▶ [Short problem] Gather every line that includes the word "JSON", please.

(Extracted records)
>> BEGIN

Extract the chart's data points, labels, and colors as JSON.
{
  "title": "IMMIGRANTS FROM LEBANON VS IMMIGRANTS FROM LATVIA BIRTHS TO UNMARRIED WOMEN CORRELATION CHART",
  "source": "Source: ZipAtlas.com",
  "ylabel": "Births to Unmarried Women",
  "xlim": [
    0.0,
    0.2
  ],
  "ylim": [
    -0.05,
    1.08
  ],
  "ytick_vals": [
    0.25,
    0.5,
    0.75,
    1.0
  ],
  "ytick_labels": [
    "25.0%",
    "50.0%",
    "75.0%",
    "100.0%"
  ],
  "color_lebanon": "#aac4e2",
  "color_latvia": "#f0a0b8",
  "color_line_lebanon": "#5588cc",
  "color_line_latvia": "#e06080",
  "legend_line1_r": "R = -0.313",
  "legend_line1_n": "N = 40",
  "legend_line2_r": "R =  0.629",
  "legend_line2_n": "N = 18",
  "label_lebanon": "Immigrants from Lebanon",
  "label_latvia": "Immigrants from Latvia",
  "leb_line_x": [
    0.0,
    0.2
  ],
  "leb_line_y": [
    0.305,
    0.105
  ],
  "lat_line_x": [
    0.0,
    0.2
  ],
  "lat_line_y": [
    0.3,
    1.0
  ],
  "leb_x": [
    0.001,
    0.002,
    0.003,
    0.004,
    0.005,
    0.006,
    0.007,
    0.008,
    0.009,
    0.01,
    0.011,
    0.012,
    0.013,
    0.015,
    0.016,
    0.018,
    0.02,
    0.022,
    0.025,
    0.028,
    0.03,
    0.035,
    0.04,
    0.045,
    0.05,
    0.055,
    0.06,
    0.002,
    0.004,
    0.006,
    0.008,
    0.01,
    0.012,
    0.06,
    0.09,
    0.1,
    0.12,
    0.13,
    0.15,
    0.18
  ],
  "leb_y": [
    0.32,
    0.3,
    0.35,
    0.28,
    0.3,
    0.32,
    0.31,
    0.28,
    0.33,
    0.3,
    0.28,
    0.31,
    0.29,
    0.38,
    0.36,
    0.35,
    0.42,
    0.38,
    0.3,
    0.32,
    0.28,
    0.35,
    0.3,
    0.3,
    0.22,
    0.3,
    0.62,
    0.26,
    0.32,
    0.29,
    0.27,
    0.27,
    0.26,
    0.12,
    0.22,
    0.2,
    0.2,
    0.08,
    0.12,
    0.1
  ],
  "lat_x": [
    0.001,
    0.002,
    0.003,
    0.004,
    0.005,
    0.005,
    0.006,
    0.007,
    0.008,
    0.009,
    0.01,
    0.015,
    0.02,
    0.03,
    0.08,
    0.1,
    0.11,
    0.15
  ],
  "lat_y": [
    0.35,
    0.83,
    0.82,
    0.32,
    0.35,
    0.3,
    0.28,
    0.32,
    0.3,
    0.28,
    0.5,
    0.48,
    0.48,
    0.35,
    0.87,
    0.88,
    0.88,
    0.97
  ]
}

>> END
>> BEGIN

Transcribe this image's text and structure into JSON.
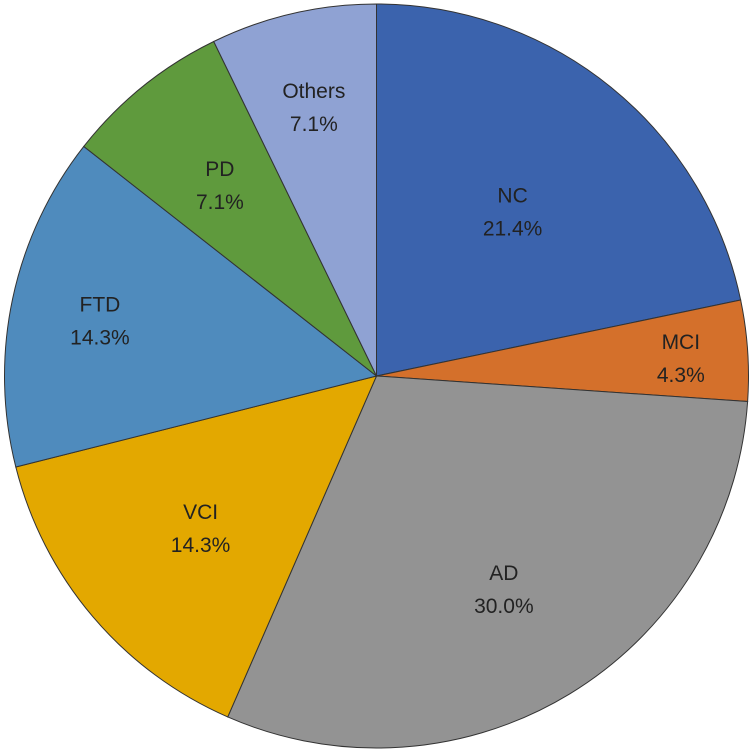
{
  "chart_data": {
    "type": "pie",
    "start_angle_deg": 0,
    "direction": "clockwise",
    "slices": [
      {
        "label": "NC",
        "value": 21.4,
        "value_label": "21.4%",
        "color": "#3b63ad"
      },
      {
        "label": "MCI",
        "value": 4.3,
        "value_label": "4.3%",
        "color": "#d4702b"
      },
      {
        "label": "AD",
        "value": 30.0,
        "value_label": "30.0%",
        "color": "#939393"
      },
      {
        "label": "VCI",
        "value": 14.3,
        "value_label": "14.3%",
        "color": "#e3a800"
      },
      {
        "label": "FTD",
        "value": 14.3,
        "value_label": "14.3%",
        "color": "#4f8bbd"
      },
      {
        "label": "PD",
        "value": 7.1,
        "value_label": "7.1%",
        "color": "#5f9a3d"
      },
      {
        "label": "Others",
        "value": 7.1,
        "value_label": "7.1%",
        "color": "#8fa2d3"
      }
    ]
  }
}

>> END

▶ [Exercise response]
Extract the chart's data points, labels, and colors as JSON.
Transcribe this image's text and structure into JSON.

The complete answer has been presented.